CHALLENGE 1
List the section headings in the reporting stack notes.
CHALLENGE 2
Answer from the reporting stack notes:
(a) What does Superset run on?
(b) What does the reporting db now have?
(c) Which system is given as an example of an HMIS?
CHALLENGE 3
Rewrite the reporting stack notes, beginning at the words "Presentation: Josh Zamor" and ending after "HMIS (e.g. DHIS2)", and swap each "Nifi" for "Apache NiFi".

TEXT SHOWN

Presentation: Josh Zamor Please add link to presentation
Where We Are
Nifi batch ingestion, transform, sink
Superset on SQL
Nifi central, plays a big role
What would be required in this setup if we wanted to see in a report, an extra data field found in requisition? A lot of coordination and knowledge of Nifi
Where We Want To Go
Position the Reporting Stack as central for empowering analysis, assisting with integrations, and enabling smart workflows.
Analysis, integrations, smarter workflows
Tools, infrastructure, community practices for all things reports
Open standards for integrations
Smarter workflows, ex: resupply knowing fridge (because of RTM), how much need and by when, sourced from HMIS (e.g. DHIS2)
Match OpenLMIS for upgradeability, reliability, community contribution
Upgrade, out-of-box report upgrades as OpenLMIS does
Reliability, stack "just works" when starting, stopping, upgrading, etc.
An implementation should have clear expectations for how they can build, modify, and share reports with the community
What's In Our Way
Batch oriented
API
Requires correct configuration (user, roles)
API's have been (have to be) modified to support mass data ingestion
Finicky Scheduling
Since working in batch operations
Write operations needing coordination, which will become more complex as we add more data management
Schema Management
How We're Going To Get There
More boxes, separate out responsibilities
Nifi no longer pulls from reference data and requisition services
Services streaming their changes to Kafka and Connect, with data pumps, PubSub, CDC/Debezium
Nifi processors transforms messages from input topic to output topic
Moving away from authentication
Moving away from hitting APIs
Connect sink to reporting db (which now has Flyway)

(Labeled region entries)
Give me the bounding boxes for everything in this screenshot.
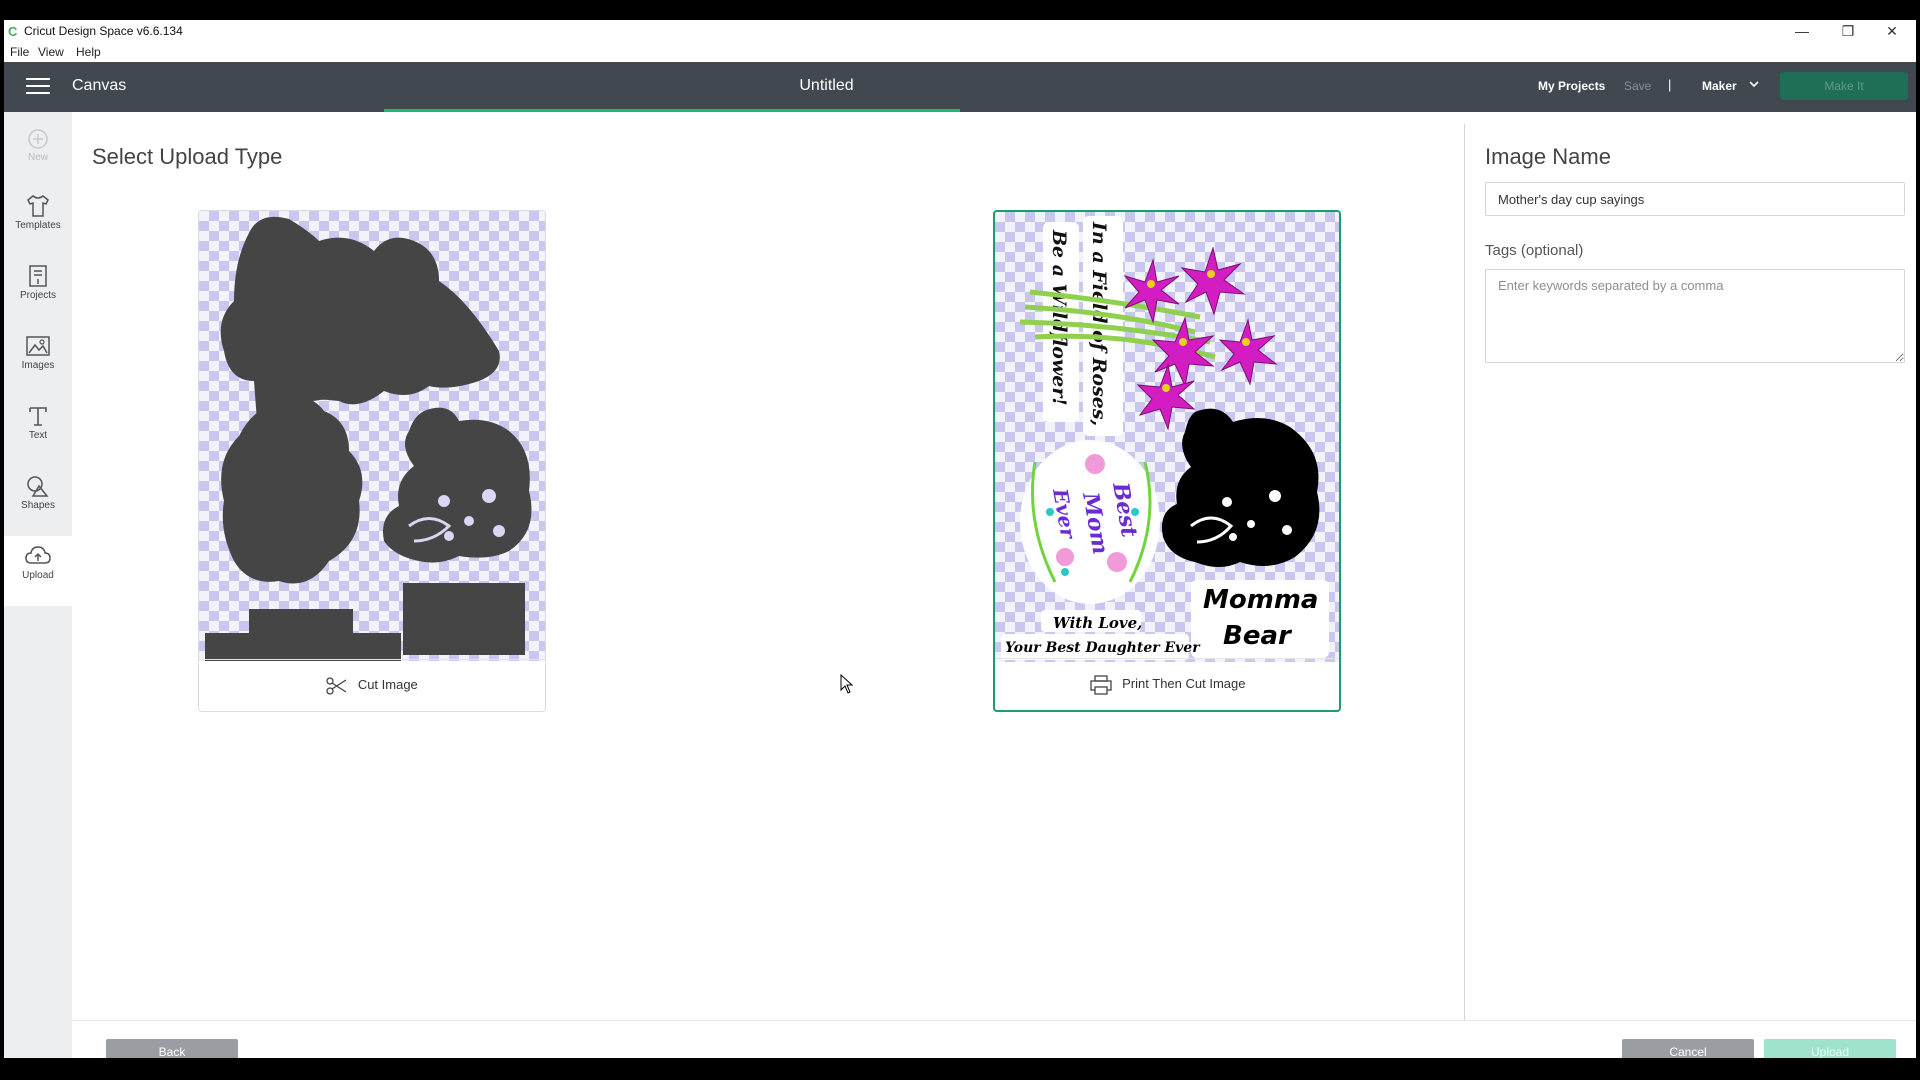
cricut-logo-icon: C [8,24,18,39]
preview-text-daughter: Your Best Daughter Ever [1005,640,1201,656]
machine-select[interactable]: Maker [1702,79,1737,93]
sidebar-item-label: New [27,152,48,163]
upload-button[interactable]: Upload [1764,1039,1896,1058]
close-button[interactable]: ✕ [1872,20,1912,42]
sidebar-item-images[interactable]: Images [4,326,72,390]
scissors-icon [326,676,347,695]
print-then-cut-option[interactable]: Be a Wildflower! In a Field of Roses, Be… [993,210,1341,712]
sidebar-item-upload[interactable]: Upload [4,536,72,606]
sidebar-item-label: Templates [15,220,61,231]
restore-button[interactable]: ❐ [1828,20,1868,42]
title-bar: C Cricut Design Space v6.6.134 — ❐ ✕ [4,20,1916,42]
chevron-down-icon[interactable] [1748,78,1760,93]
projects-icon [29,265,47,287]
preview-text-with-love: With Love, [1053,614,1142,632]
menu-bar: File View Help [4,42,1916,62]
app-window: C Cricut Design Space v6.6.134 — ❐ ✕ Fil… [4,20,1916,1058]
image-name-input[interactable] [1485,182,1905,216]
upload-icon [25,546,51,564]
sidebar-item-label: Shapes [21,500,55,511]
document-title: Untitled [799,77,854,94]
image-details-panel: Image Name Tags (optional) [1465,112,1916,1020]
cut-image-preview [199,211,545,661]
menu-help[interactable]: Help [76,45,101,59]
menu-view[interactable]: View [38,45,64,59]
cut-image-option[interactable]: Cut Image [198,210,546,712]
back-button[interactable]: Back [106,1039,238,1058]
sidebar-item-projects[interactable]: Projects [4,256,72,320]
cut-image-caption: Cut Image [199,659,545,711]
print-then-cut-label: Print Then Cut Image [1122,676,1246,691]
sidebar-item-label: Text [28,430,48,441]
header-separator: | [1668,77,1672,92]
preview-text-wildflower: Be a Wildflower! [1048,229,1070,406]
menu-file[interactable]: File [10,45,29,59]
window-title: Cricut Design Space v6.6.134 [24,24,183,38]
preview-text-momma: Momma [1203,585,1318,615]
preview-text-bear: Bear [1223,621,1293,651]
print-then-cut-preview: Be a Wildflower! In a Field of Roses, Be… [995,212,1339,662]
save-link[interactable]: Save [1624,79,1651,93]
plus-icon [28,129,48,149]
sidebar-item-label: Images [21,360,55,371]
sidebar-item-shapes[interactable]: Shapes [4,466,72,530]
page-title: Select Upload Type [92,144,283,169]
sidebar-item-label: Projects [19,290,57,301]
sidebar-item-new[interactable]: New [4,120,72,184]
cut-silhouettes [205,216,532,661]
my-projects-link[interactable]: My Projects [1538,79,1605,93]
sidebar-item-text[interactable]: Text [4,396,72,460]
footer-bar: Back Cancel Upload [72,1020,1916,1058]
tags-heading: Tags (optional) [1485,242,1584,259]
app-header: Canvas Untitled My Projects Save | Maker… [4,62,1916,112]
sidebar-item-templates[interactable]: Templates [4,186,72,250]
image-name-heading: Image Name [1485,144,1611,169]
cancel-button[interactable]: Cancel [1622,1039,1754,1058]
mouse-cursor-icon [840,673,854,699]
main-content: Select Upload Type Cut Image Be a Wildfl… [72,112,1464,1058]
tshirt-icon [27,195,49,217]
make-it-button[interactable]: Make It [1780,72,1908,100]
print-artwork: Be a Wildflower! In a Field of Roses, Be… [1001,216,1329,660]
left-sidebar: New Templates Projects Images Text Shape… [4,112,72,1058]
minimize-button[interactable]: — [1782,20,1822,42]
sidebar-item-label: Upload [22,570,54,581]
image-icon [26,336,50,356]
cut-image-label: Cut Image [357,677,418,692]
printer-icon [1089,674,1112,695]
text-icon [29,407,47,426]
print-then-cut-caption: Print Then Cut Image [995,658,1339,710]
shapes-icon [27,476,49,497]
tags-input[interactable] [1485,269,1905,363]
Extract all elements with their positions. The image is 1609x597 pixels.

CORRECT ANSWER 1
Where We Are
Where We Want To Go
What's In Our Way
How We're Going To Get There

CORRECT ANSWER 2
(a) SQL
(b) Flyway
(c) DHIS2

CORRECT ANSWER 3
Presentation: Josh Zamor Please add link to presentation
Where We Are
Apache NiFi batch ingestion, transform, sink
Superset on SQL
Apache NiFi central, plays a big role
What would be required in this setup if we wanted to see in a report, an extra data field found in requisition? A lot of coordination and knowledge of Apache NiFi
Where We Want To Go
Position the Reporting Stack as central for empowering analysis, assisting with integrations, and enabling smart workflows.
Analysis, integrations, smarter workflows
Tools, infrastructure, community practices for all things reports
Open standards for integrations
Smarter workflows, ex: resupply knowing fridge (because of RTM), how much need and by when, sourced from HMIS (e.g. DHIS2)